Dataset entries
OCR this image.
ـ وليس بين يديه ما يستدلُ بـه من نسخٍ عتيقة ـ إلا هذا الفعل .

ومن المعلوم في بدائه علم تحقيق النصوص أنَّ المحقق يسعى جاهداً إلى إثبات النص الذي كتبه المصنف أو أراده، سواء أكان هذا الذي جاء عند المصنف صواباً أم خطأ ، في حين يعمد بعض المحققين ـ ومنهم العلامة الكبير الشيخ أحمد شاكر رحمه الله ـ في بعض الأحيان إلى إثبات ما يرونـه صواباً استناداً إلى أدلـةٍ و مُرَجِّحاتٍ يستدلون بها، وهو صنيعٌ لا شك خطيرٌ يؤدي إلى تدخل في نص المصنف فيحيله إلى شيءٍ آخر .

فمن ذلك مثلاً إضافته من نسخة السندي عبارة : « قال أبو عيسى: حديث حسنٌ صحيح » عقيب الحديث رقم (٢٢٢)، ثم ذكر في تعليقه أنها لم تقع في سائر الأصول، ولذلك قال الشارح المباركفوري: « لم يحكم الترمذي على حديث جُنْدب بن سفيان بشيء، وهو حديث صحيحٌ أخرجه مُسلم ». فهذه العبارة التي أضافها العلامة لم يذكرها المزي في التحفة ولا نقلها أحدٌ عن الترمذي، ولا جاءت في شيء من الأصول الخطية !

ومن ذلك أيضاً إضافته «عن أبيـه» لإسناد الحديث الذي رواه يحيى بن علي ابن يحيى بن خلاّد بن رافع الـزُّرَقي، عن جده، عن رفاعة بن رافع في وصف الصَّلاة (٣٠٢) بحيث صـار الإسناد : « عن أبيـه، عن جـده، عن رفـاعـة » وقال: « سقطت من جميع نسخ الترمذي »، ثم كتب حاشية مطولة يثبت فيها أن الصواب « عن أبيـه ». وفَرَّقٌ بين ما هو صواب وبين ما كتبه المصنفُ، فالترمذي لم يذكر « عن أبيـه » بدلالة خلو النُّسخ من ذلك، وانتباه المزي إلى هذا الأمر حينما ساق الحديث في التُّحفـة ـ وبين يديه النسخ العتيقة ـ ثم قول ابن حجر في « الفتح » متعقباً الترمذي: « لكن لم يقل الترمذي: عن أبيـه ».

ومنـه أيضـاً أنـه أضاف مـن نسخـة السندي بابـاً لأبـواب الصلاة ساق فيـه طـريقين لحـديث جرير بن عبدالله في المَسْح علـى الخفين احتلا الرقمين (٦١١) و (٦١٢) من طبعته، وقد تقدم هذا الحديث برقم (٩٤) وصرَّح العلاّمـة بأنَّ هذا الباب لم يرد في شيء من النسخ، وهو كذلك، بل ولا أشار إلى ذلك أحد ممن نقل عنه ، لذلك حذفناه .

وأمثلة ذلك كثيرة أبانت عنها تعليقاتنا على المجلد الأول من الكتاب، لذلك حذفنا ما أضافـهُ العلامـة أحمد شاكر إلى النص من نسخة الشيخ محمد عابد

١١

Short task:
Show the lines from the data above that contain the string "الشيخ".

Task result:
ومن المعلوم في بدائه علم تحقيق النصوص أنَّ المحقق يسعى جاهداً إلى إثبات النص الذي كتبه المصنف أو أراده، سواء أكان هذا الذي جاء عند المصنف صواباً أم خطأ ، في حين يعمد بعض المحققين ـ ومنهم العلامة الكبير الشيخ أحمد شاكر رحمه الله ـ في بعض الأحيان إلى إثبات ما يرونـه صواباً استناداً إلى أدلـةٍ و مُرَجِّحاتٍ يستدلون بها، وهو صنيعٌ لا شك خطيرٌ يؤدي إلى تدخل في نص المصنف فيحيله إلى شيءٍ آخر .
وأمثلة ذلك كثيرة أبانت عنها تعليقاتنا على المجلد الأول من الكتاب، لذلك حذفنا ما أضافـهُ العلامـة أحمد شاكر إلى النص من نسخة الشيخ محمد عابد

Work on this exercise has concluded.